Extracted records
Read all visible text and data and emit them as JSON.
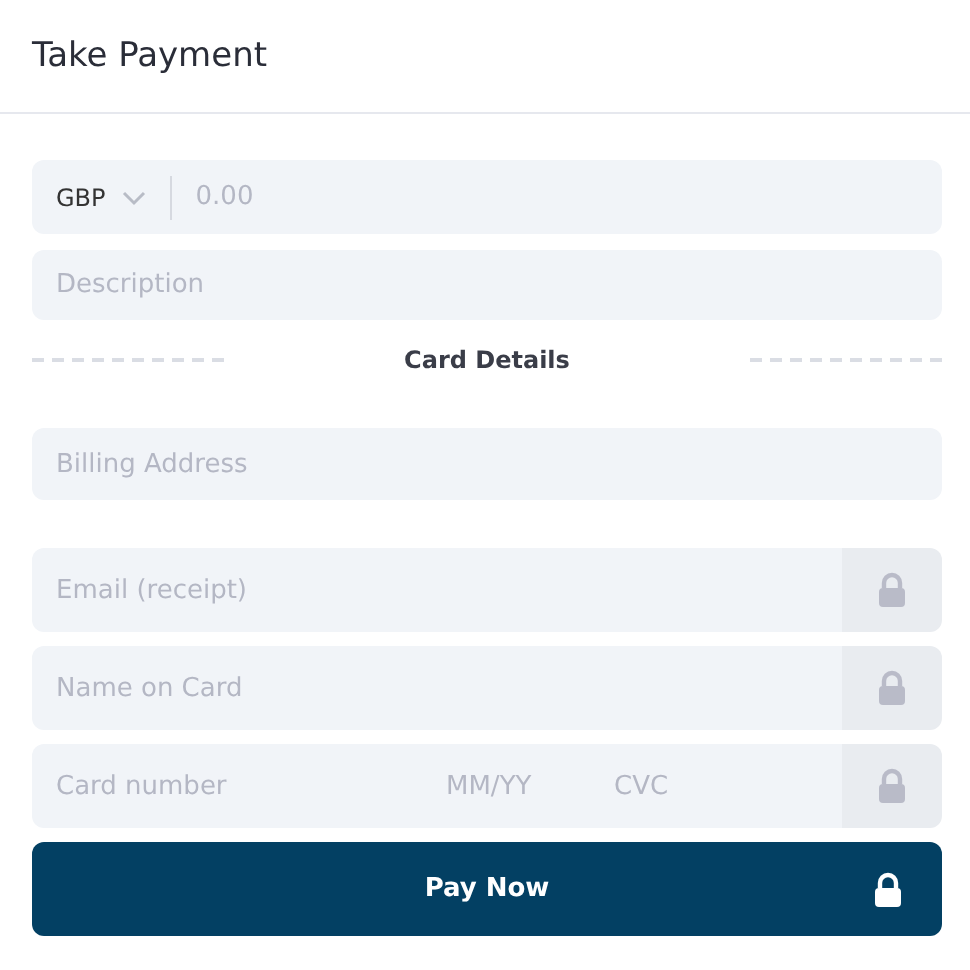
{
  "header": {
    "title": "Take Payment"
  },
  "amount": {
    "currency": "GBP",
    "placeholder": "0.00"
  },
  "description": {
    "placeholder": "Description"
  },
  "section_title": "Card Details",
  "billing": {
    "placeholder": "Billing Address"
  },
  "secure_fields": [
    {
      "placeholders": [
        "Email (receipt)"
      ]
    },
    {
      "placeholders": [
        "Name on Card"
      ]
    },
    {
      "placeholders": [
        "Card number",
        "MM/YY",
        "CVC"
      ]
    }
  ],
  "pay_button": {
    "label": "Pay Now"
  }
}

** Instructions for the task **
Quote the full listing above word for word; exclude every picture from the copy.

** Exercise output **
Read all visible text and data and emit them as JSON.
{
  "header": {
    "title": "Take Payment"
  },
  "amount": {
    "currency": "GBP",
    "placeholder": "0.00"
  },
  "description": {
    "placeholder": "Description"
  },
  "section_title": "Card Details",
  "billing": {
    "placeholder": "Billing Address"
  },
  "secure_fields": [
    {
      "placeholders": [
        "Email (receipt)"
      ]
    },
    {
      "placeholders": [
        "Name on Card"
      ]
    },
    {
      "placeholders": [
        "Card number",
        "MM/YY",
        "CVC"
      ]
    }
  ],
  "pay_button": {
    "label": "Pay Now"
  }
}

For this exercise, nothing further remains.